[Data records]
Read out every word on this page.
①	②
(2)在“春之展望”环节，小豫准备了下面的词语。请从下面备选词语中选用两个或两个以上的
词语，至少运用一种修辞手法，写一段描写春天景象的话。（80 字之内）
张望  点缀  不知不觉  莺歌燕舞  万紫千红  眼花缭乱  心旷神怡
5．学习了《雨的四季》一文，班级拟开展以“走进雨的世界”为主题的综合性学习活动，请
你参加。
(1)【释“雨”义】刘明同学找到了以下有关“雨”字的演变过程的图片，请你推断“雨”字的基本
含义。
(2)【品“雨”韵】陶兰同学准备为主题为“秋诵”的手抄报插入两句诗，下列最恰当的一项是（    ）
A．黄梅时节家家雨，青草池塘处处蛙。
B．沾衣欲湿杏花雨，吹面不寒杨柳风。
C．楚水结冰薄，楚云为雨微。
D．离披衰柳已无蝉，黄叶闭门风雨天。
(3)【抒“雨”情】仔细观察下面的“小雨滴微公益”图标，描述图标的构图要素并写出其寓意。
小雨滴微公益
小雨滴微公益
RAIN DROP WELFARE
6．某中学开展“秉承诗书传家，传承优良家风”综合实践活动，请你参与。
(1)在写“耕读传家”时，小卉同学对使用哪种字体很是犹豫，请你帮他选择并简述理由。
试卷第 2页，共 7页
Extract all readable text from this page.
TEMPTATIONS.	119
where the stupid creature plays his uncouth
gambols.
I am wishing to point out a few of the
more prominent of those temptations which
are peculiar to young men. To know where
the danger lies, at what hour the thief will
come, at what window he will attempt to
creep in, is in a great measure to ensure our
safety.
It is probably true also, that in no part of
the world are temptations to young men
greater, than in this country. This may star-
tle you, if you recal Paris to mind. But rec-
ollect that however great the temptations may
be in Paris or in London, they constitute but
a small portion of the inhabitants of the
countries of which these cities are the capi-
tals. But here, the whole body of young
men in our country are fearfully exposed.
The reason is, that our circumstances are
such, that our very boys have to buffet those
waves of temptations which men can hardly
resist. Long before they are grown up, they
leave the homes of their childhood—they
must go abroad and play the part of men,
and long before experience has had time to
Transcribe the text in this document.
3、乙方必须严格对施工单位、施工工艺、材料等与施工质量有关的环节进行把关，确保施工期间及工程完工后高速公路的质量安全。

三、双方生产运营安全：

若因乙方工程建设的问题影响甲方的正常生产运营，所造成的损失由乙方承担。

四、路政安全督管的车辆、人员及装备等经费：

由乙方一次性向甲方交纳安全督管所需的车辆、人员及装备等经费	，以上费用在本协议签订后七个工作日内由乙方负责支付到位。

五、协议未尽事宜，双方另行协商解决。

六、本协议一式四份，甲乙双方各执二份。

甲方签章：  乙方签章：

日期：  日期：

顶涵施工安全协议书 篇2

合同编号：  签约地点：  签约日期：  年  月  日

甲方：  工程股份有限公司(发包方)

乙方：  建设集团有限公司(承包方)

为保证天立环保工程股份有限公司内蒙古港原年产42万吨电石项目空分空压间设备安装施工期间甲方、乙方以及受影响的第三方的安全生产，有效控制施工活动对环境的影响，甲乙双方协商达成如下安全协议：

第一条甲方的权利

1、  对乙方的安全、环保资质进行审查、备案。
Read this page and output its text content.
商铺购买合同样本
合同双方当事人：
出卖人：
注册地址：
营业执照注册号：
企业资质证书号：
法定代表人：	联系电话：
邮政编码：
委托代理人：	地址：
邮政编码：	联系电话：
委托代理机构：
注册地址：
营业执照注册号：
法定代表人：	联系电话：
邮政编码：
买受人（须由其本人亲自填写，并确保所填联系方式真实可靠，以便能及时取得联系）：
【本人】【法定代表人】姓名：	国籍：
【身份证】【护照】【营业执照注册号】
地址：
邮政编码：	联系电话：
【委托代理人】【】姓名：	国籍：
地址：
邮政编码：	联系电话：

## Problem to solve
Give the material above again, word for word.

## Answer to the task
Read out every word on this page.
①	②
(2)在“春之展望”环节，小豫准备了下面的词语。请从下面备选词语中选用两个或两个以上的
词语，至少运用一种修辞手法，写一段描写春天景象的话。（80 字之内）
张望  点缀  不知不觉  莺歌燕舞  万紫千红  眼花缭乱  心旷神怡
5．学习了《雨的四季》一文，班级拟开展以“走进雨的世界”为主题的综合性学习活动，请
你参加。
(1)【释“雨”义】刘明同学找到了以下有关“雨”字的演变过程的图片，请你推断“雨”字的基本
含义。
(2)【品“雨”韵】陶兰同学准备为主题为“秋诵”的手抄报插入两句诗，下列最恰当的一项是（    ）
A．黄梅时节家家雨，青草池塘处处蛙。
B．沾衣欲湿杏花雨，吹面不寒杨柳风。
C．楚水结冰薄，楚云为雨微。
D．离披衰柳已无蝉，黄叶闭门风雨天。
(3)【抒“雨”情】仔细观察下面的“小雨滴微公益”图标，描述图标的构图要素并写出其寓意。
小雨滴微公益
小雨滴微公益
RAIN DROP WELFARE
6．某中学开展“秉承诗书传家，传承优良家风”综合实践活动，请你参与。
(1)在写“耕读传家”时，小卉同学对使用哪种字体很是犹豫，请你帮他选择并简述理由。
试卷第 2页，共 7页
Extract all readable text from this page.
TEMPTATIONS.	119
where the stupid creature plays his uncouth
gambols.
I am wishing to point out a few of the
more prominent of those temptations which
are peculiar to young men. To know where
the danger lies, at what hour the thief will
come, at what window he will attempt to
creep in, is in a great measure to ensure our
safety.
It is probably true also, that in no part of
the world are temptations to young men
greater, than in this country. This may star-
tle you, if you recal Paris to mind. But rec-
ollect that however great the temptations may
be in Paris or in London, they constitute but
a small portion of the inhabitants of the
countries of which these cities are the capi-
tals. But here, the whole body of young
men in our country are fearfully exposed.
The reason is, that our circumstances are
such, that our very boys have to buffet those
waves of temptations which men can hardly
resist. Long before they are grown up, they
leave the homes of their childhood—they
must go abroad and play the part of men,
and long before experience has had time to
Transcribe the text in this document.
3、乙方必须严格对施工单位、施工工艺、材料等与施工质量有关的环节进行把关，确保施工期间及工程完工后高速公路的质量安全。

三、双方生产运营安全：

若因乙方工程建设的问题影响甲方的正常生产运营，所造成的损失由乙方承担。

四、路政安全督管的车辆、人员及装备等经费：

由乙方一次性向甲方交纳安全督管所需的车辆、人员及装备等经费	，以上费用在本协议签订后七个工作日内由乙方负责支付到位。

五、协议未尽事宜，双方另行协商解决。

六、本协议一式四份，甲乙双方各执二份。

甲方签章：  乙方签章：

日期：  日期：

顶涵施工安全协议书 篇2

合同编号：  签约地点：  签约日期：  年  月  日

甲方：  工程股份有限公司(发包方)

乙方：  建设集团有限公司(承包方)

为保证天立环保工程股份有限公司内蒙古港原年产42万吨电石项目空分空压间设备安装施工期间甲方、乙方以及受影响的第三方的安全生产，有效控制施工活动对环境的影响，甲乙双方协商达成如下安全协议：

第一条甲方的权利

1、  对乙方的安全、环保资质进行审查、备案。
Read this page and output its text content.
商铺购买合同样本
合同双方当事人：
出卖人：
注册地址：
营业执照注册号：
企业资质证书号：
法定代表人：	联系电话：
邮政编码：
委托代理人：	地址：
邮政编码：	联系电话：
委托代理机构：
注册地址：
营业执照注册号：
法定代表人：	联系电话：
邮政编码：
买受人（须由其本人亲自填写，并确保所填联系方式真实可靠，以便能及时取得联系）：
【本人】【法定代表人】姓名：	国籍：
【身份证】【护照】【营业执照注册号】
地址：
邮政编码：	联系电话：
【委托代理人】【】姓名：	国籍：
地址：
邮政编码：	联系电话：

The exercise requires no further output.